Copy out all the entries word for word.
+++
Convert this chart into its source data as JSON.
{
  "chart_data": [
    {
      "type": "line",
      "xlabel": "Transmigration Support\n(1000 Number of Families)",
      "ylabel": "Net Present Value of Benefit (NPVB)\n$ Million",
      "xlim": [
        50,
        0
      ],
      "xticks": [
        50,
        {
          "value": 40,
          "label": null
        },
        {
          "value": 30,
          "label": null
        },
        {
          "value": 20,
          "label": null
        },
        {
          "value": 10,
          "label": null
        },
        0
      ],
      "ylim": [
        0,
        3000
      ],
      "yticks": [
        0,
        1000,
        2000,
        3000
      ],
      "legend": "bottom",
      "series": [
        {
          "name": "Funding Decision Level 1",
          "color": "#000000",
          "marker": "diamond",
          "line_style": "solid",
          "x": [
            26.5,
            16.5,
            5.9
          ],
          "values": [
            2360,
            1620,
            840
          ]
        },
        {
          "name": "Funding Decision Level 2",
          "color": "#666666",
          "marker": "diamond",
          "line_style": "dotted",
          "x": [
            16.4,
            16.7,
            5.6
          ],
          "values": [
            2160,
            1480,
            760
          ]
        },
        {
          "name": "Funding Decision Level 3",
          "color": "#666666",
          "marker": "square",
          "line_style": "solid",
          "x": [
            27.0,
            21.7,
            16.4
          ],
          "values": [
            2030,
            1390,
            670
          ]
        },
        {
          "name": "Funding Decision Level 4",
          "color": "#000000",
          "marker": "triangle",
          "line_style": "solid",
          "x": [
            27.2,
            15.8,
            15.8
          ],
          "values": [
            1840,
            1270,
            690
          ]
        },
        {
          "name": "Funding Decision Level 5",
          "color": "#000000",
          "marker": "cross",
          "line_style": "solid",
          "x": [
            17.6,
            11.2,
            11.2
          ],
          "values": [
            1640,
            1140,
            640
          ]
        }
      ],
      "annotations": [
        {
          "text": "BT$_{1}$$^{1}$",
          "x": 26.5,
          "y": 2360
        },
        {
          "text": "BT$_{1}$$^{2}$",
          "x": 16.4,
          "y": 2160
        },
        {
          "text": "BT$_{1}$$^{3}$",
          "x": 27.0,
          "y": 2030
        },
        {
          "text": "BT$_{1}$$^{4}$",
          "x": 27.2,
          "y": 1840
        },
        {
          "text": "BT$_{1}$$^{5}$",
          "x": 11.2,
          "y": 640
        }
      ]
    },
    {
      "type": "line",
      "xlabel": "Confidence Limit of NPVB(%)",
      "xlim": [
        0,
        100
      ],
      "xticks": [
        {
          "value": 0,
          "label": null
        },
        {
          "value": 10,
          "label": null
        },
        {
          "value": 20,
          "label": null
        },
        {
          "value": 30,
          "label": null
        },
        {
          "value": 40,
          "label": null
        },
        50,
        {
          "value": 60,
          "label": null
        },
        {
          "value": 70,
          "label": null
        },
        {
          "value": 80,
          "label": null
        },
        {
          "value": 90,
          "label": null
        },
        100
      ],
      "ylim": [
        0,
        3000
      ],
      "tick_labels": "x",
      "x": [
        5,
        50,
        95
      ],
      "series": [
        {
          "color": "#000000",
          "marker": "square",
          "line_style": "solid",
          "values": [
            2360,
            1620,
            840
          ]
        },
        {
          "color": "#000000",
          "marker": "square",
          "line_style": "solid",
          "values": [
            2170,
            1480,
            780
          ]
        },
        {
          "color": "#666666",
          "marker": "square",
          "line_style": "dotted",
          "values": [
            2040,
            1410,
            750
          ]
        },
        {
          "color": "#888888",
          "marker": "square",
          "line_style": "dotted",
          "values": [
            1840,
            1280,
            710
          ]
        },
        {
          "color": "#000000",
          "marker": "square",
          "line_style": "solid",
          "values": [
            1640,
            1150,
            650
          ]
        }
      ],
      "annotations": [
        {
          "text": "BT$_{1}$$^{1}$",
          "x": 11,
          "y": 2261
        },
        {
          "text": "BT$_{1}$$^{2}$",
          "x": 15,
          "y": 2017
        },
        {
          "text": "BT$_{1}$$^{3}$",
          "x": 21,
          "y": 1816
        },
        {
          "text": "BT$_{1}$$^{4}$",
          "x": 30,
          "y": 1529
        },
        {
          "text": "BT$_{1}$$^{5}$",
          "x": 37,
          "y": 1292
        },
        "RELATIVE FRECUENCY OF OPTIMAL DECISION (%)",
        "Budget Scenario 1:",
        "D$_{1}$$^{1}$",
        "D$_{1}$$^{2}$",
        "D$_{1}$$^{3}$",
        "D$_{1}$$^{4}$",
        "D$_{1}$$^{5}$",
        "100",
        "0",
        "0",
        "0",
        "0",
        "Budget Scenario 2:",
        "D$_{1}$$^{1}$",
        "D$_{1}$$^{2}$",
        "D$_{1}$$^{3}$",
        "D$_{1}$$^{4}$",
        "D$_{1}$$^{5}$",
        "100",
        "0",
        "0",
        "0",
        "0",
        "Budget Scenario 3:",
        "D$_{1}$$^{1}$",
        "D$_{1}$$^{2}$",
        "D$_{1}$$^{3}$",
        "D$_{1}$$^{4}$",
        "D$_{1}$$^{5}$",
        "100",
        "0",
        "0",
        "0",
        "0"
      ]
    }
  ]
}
+++
**WORKED SOLUTION:**
Convert this chart into its source data as JSON.
{
  "chart_data": [
    {
      "type": "line",
      "xlabel": "Transmigration Support\n(1000 Number of Families)",
      "ylabel": "Net Present Value of Benefit (NPVB)\n$ Million",
      "xlim": [
        50,
        0
      ],
      "xticks": [
        50,
        {
          "value": 40,
          "label": null
        },
        {
          "value": 30,
          "label": null
        },
        {
          "value": 20,
          "label": null
        },
        {
          "value": 10,
          "label": null
        },
        0
      ],
      "ylim": [
        0,
        3000
      ],
      "yticks": [
        0,
        1000,
        2000,
        3000
      ],
      "legend": "bottom",
      "series": [
        {
          "name": "Funding Decision Level 1",
          "color": "#000000",
          "marker": "diamond",
          "line_style": "solid",
          "x": [
            26.5,
            16.5,
            5.9
          ],
          "values": [
            2360,
            1620,
            840
          ]
        },
        {
          "name": "Funding Decision Level 2",
          "color": "#666666",
          "marker": "diamond",
          "line_style": "dotted",
          "x": [
            16.4,
            16.7,
            5.6
          ],
          "values": [
            2160,
            1480,
            760
          ]
        },
        {
          "name": "Funding Decision Level 3",
          "color": "#666666",
          "marker": "square",
          "line_style": "solid",
          "x": [
            27.0,
            21.7,
            16.4
          ],
          "values": [
            2030,
            1390,
            670
          ]
        },
        {
          "name": "Funding Decision Level 4",
          "color": "#000000",
          "marker": "triangle",
          "line_style": "solid",
          "x": [
            27.2,
            15.8,
            15.8
          ],
          "values": [
            1840,
            1270,
            690
          ]
        },
        {
          "name": "Funding Decision Level 5",
          "color": "#000000",
          "marker": "cross",
          "line_style": "solid",
          "x": [
            17.6,
            11.2,
            11.2
          ],
          "values": [
            1640,
            1140,
            640
          ]
        }
      ],
      "annotations": [
        {
          "text": "BT$_{1}$$^{1}$",
          "x": 26.5,
          "y": 2360
        },
        {
          "text": "BT$_{1}$$^{2}$",
          "x": 16.4,
          "y": 2160
        },
        {
          "text": "BT$_{1}$$^{3}$",
          "x": 27.0,
          "y": 2030
        },
        {
          "text": "BT$_{1}$$^{4}$",
          "x": 27.2,
          "y": 1840
        },
        {
          "text": "BT$_{1}$$^{5}$",
          "x": 11.2,
          "y": 640
        }
      ]
    },
    {
      "type": "line",
      "xlabel": "Confidence Limit of NPVB(%)",
      "xlim": [
        0,
        100
      ],
      "xticks": [
        {
          "value": 0,
          "label": null
        },
        {
          "value": 10,
          "label": null
        },
        {
          "value": 20,
          "label": null
        },
        {
          "value": 30,
          "label": null
        },
        {
          "value": 40,
          "label": null
        },
        50,
        {
          "value": 60,
          "label": null
        },
        {
          "value": 70,
          "label": null
        },
        {
          "value": 80,
          "label": null
        },
        {
          "value": 90,
          "label": null
        },
        100
      ],
      "ylim": [
        0,
        3000
      ],
      "tick_labels": "x",
      "x": [
        5,
        50,
        95
      ],
      "series": [
        {
          "color": "#000000",
          "marker": "square",
          "line_style": "solid",
          "values": [
            2360,
            1620,
            840
          ]
        },
        {
          "color": "#000000",
          "marker": "square",
          "line_style": "solid",
          "values": [
            2170,
            1480,
            780
          ]
        },
        {
          "color": "#666666",
          "marker": "square",
          "line_style": "dotted",
          "values": [
            2040,
            1410,
            750
          ]
        },
        {
          "color": "#888888",
          "marker": "square",
          "line_style": "dotted",
          "values": [
            1840,
            1280,
            710
          ]
        },
        {
          "color": "#000000",
          "marker": "square",
          "line_style": "solid",
          "values": [
            1640,
            1150,
            650
          ]
        }
      ],
      "annotations": [
        {
          "text": "BT$_{1}$$^{1}$",
          "x": 11,
          "y": 2261
        },
        {
          "text": "BT$_{1}$$^{2}$",
          "x": 15,
          "y": 2017
        },
        {
          "text": "BT$_{1}$$^{3}$",
          "x": 21,
          "y": 1816
        },
        {
          "text": "BT$_{1}$$^{4}$",
          "x": 30,
          "y": 1529
        },
        {
          "text": "BT$_{1}$$^{5}$",
          "x": 37,
          "y": 1292
        },
        "RELATIVE FRECUENCY OF OPTIMAL DECISION (%)",
        "Budget Scenario 1:",
        "D$_{1}$$^{1}$",
        "D$_{1}$$^{2}$",
        "D$_{1}$$^{3}$",
        "D$_{1}$$^{4}$",
        "D$_{1}$$^{5}$",
        "100",
        "0",
        "0",
        "0",
        "0",
        "Budget Scenario 2:",
        "D$_{1}$$^{1}$",
        "D$_{1}$$^{2}$",
        "D$_{1}$$^{3}$",
        "D$_{1}$$^{4}$",
        "D$_{1}$$^{5}$",
        "100",
        "0",
        "0",
        "0",
        "0",
        "Budget Scenario 3:",
        "D$_{1}$$^{1}$",
        "D$_{1}$$^{2}$",
        "D$_{1}$$^{3}$",
        "D$_{1}$$^{4}$",
        "D$_{1}$$^{5}$",
        "100",
        "0",
        "0",
        "0",
        "0"
      ]
    }
  ]
}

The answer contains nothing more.